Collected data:

☆ ☆ ☆ ☆

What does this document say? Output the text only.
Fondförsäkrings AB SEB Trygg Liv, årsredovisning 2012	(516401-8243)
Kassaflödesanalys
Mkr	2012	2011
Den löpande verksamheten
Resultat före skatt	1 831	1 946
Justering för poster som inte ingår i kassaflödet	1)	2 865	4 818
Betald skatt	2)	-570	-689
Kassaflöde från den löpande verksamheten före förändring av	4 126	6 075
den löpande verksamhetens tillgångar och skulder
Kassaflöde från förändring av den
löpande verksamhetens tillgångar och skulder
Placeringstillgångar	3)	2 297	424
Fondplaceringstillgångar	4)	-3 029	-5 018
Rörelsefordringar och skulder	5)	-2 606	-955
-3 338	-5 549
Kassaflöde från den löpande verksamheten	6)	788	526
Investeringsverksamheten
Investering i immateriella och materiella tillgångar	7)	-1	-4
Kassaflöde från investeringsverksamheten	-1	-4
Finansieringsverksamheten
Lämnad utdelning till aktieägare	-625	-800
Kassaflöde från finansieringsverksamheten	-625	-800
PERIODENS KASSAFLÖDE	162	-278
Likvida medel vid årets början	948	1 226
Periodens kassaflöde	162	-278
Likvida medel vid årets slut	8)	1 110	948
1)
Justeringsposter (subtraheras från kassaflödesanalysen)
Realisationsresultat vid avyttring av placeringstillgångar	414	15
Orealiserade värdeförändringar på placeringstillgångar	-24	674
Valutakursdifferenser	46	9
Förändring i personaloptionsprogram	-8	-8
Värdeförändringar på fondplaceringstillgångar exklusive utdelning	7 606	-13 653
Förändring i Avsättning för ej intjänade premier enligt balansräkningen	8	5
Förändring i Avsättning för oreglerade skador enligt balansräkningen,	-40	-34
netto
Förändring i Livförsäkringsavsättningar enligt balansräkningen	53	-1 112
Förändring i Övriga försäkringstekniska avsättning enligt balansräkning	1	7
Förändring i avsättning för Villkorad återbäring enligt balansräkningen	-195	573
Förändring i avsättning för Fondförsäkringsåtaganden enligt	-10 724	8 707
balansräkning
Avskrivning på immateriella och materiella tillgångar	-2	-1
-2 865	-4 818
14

☆ ☆ ☆ ☆

WHAT THE TASK ASKS:
Report how many lines in the records hold the word "verksamhetens", giving the number and nothing else.

RESPONSE FOR THIS EXERCISE:
2